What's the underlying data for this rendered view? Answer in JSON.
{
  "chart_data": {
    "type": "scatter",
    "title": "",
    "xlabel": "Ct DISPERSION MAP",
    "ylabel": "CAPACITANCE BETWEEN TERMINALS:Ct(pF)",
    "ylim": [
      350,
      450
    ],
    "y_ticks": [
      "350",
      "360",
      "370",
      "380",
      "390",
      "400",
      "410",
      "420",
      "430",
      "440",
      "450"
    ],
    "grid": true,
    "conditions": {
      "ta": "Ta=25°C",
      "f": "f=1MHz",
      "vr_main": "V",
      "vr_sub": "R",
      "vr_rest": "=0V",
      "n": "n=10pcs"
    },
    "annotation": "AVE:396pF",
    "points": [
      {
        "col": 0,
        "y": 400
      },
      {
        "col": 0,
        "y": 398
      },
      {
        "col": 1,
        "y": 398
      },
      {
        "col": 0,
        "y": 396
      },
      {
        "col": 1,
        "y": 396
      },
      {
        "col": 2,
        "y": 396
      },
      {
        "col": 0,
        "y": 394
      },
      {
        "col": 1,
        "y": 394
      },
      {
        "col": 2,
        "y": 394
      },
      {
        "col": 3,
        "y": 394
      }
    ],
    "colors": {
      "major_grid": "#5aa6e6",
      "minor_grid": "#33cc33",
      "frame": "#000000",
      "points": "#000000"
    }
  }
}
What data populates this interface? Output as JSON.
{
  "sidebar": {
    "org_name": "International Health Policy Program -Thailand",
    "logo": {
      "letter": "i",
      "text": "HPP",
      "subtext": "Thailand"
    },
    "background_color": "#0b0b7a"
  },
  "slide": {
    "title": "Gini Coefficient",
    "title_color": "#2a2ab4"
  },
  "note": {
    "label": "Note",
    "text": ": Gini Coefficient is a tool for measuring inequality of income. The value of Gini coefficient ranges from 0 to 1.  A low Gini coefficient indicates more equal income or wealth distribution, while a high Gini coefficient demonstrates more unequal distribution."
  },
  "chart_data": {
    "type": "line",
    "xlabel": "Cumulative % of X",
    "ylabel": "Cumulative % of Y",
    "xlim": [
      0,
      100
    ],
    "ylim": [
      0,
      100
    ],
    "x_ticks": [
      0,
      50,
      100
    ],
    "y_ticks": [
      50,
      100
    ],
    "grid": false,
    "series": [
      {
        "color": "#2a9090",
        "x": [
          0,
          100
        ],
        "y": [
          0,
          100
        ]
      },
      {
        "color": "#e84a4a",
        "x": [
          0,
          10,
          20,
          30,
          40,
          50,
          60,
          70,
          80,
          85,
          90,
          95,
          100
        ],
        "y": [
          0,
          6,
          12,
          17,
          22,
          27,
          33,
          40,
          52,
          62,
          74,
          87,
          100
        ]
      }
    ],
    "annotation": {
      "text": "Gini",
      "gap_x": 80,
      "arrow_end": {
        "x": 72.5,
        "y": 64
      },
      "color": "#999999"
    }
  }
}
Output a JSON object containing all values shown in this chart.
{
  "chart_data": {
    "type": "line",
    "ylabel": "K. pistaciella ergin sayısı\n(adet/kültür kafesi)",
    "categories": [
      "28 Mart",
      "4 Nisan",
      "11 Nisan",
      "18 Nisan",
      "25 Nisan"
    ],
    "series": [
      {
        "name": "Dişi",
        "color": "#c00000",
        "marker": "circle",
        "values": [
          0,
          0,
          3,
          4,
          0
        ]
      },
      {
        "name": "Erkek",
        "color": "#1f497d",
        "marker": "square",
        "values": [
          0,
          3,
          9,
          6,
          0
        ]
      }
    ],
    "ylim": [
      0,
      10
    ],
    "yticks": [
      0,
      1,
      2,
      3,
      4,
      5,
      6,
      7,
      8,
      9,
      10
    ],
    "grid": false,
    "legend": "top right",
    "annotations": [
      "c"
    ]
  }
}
----
* [What you should do]
From the records above, extract every entry exactly as given.

* [Result of the task]
What's the underlying data for this rendered view? Answer in JSON.
{
  "chart_data": {
    "type": "scatter",
    "title": "",
    "xlabel": "Ct DISPERSION MAP",
    "ylabel": "CAPACITANCE BETWEEN TERMINALS:Ct(pF)",
    "ylim": [
      350,
      450
    ],
    "y_ticks": [
      "350",
      "360",
      "370",
      "380",
      "390",
      "400",
      "410",
      "420",
      "430",
      "440",
      "450"
    ],
    "grid": true,
    "conditions": {
      "ta": "Ta=25°C",
      "f": "f=1MHz",
      "vr_main": "V",
      "vr_sub": "R",
      "vr_rest": "=0V",
      "n": "n=10pcs"
    },
    "annotation": "AVE:396pF",
    "points": [
      {
        "col": 0,
        "y": 400
      },
      {
        "col": 0,
        "y": 398
      },
      {
        "col": 1,
        "y": 398
      },
      {
        "col": 0,
        "y": 396
      },
      {
        "col": 1,
        "y": 396
      },
      {
        "col": 2,
        "y": 396
      },
      {
        "col": 0,
        "y": 394
      },
      {
        "col": 1,
        "y": 394
      },
      {
        "col": 2,
        "y": 394
      },
      {
        "col": 3,
        "y": 394
      }
    ],
    "colors": {
      "major_grid": "#5aa6e6",
      "minor_grid": "#33cc33",
      "frame": "#000000",
      "points": "#000000"
    }
  }
}
What data populates this interface? Output as JSON.
{
  "sidebar": {
    "org_name": "International Health Policy Program -Thailand",
    "logo": {
      "letter": "i",
      "text": "HPP",
      "subtext": "Thailand"
    },
    "background_color": "#0b0b7a"
  },
  "slide": {
    "title": "Gini Coefficient",
    "title_color": "#2a2ab4"
  },
  "note": {
    "label": "Note",
    "text": ": Gini Coefficient is a tool for measuring inequality of income. The value of Gini coefficient ranges from 0 to 1.  A low Gini coefficient indicates more equal income or wealth distribution, while a high Gini coefficient demonstrates more unequal distribution."
  },
  "chart_data": {
    "type": "line",
    "xlabel": "Cumulative % of X",
    "ylabel": "Cumulative % of Y",
    "xlim": [
      0,
      100
    ],
    "ylim": [
      0,
      100
    ],
    "x_ticks": [
      0,
      50,
      100
    ],
    "y_ticks": [
      50,
      100
    ],
    "grid": false,
    "series": [
      {
        "color": "#2a9090",
        "x": [
          0,
          100
        ],
        "y": [
          0,
          100
        ]
      },
      {
        "color": "#e84a4a",
        "x": [
          0,
          10,
          20,
          30,
          40,
          50,
          60,
          70,
          80,
          85,
          90,
          95,
          100
        ],
        "y": [
          0,
          6,
          12,
          17,
          22,
          27,
          33,
          40,
          52,
          62,
          74,
          87,
          100
        ]
      }
    ],
    "annotation": {
      "text": "Gini",
      "gap_x": 80,
      "arrow_end": {
        "x": 72.5,
        "y": 64
      },
      "color": "#999999"
    }
  }
}
Output a JSON object containing all values shown in this chart.
{
  "chart_data": {
    "type": "line",
    "ylabel": "K. pistaciella ergin sayısı\n(adet/kültür kafesi)",
    "categories": [
      "28 Mart",
      "4 Nisan",
      "11 Nisan",
      "18 Nisan",
      "25 Nisan"
    ],
    "series": [
      {
        "name": "Dişi",
        "color": "#c00000",
        "marker": "circle",
        "values": [
          0,
          0,
          3,
          4,
          0
        ]
      },
      {
        "name": "Erkek",
        "color": "#1f497d",
        "marker": "square",
        "values": [
          0,
          3,
          9,
          6,
          0
        ]
      }
    ],
    "ylim": [
      0,
      10
    ],
    "yticks": [
      0,
      1,
      2,
      3,
      4,
      5,
      6,
      7,
      8,
      9,
      10
    ],
    "grid": false,
    "legend": "top right",
    "annotations": [
      "c"
    ]
  }
}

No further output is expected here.